### GIVEN TASK
Every line below that contains "title" is to be copied.

### ENTRIES PROVIDED
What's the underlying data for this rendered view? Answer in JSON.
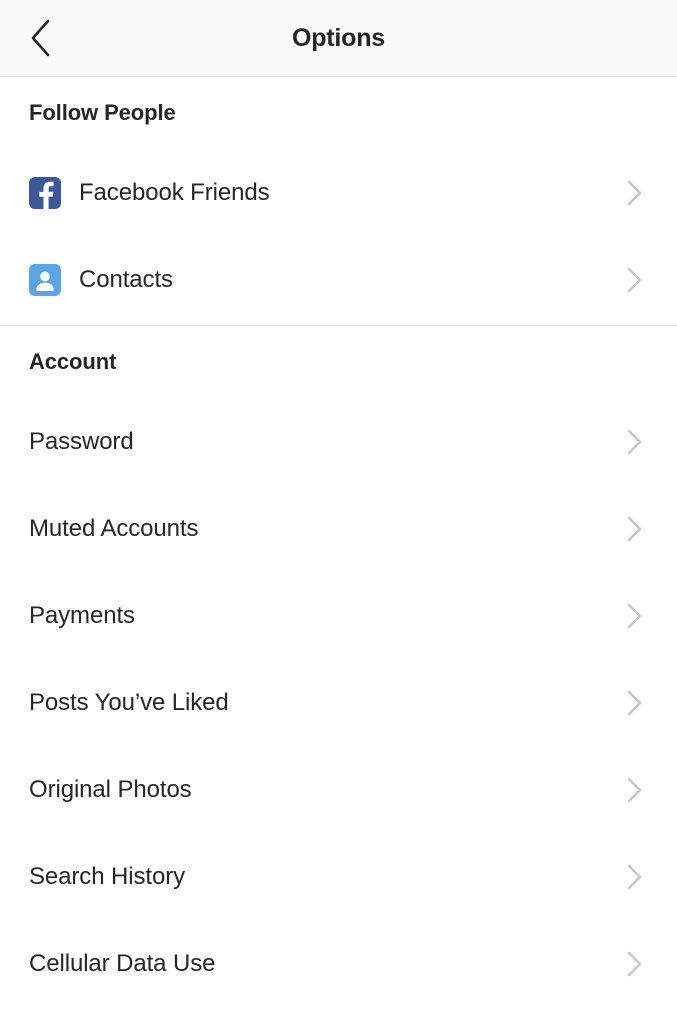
{
  "header": {
    "title": "Options",
    "back_icon": "chevron-left-icon",
    "back_label": "Back"
  },
  "colors": {
    "facebook_blue": "#3b5998",
    "contacts_blue": "#5ba4e5",
    "text": "#262626",
    "chevron": "#c7c7cc",
    "divider": "#dbdbdb",
    "navbar_bg": "#fafafa",
    "page_bg": "#ffffff"
  },
  "sections": [
    {
      "id": "follow",
      "title": "Follow People",
      "rows": [
        {
          "label": "Facebook Friends",
          "icon": "facebook-icon",
          "chevron": "chevron-right-icon"
        },
        {
          "label": "Contacts",
          "icon": "contacts-person-icon",
          "chevron": "chevron-right-icon"
        }
      ]
    },
    {
      "id": "account",
      "title": "Account",
      "rows": [
        {
          "label": "Password",
          "icon": null,
          "chevron": "chevron-right-icon"
        },
        {
          "label": "Muted Accounts",
          "icon": null,
          "chevron": "chevron-right-icon"
        },
        {
          "label": "Payments",
          "icon": null,
          "chevron": "chevron-right-icon"
        },
        {
          "label": "Posts You’ve Liked",
          "icon": null,
          "chevron": "chevron-right-icon"
        },
        {
          "label": "Original Photos",
          "icon": null,
          "chevron": "chevron-right-icon"
        },
        {
          "label": "Search History",
          "icon": null,
          "chevron": "chevron-right-icon"
        },
        {
          "label": "Cellular Data Use",
          "icon": null,
          "chevron": "chevron-right-icon"
        }
      ]
    }
  ]
}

### WRITTEN RESPONSE
    "title": "Options",
      "title": "Follow People",
      "title": "Account",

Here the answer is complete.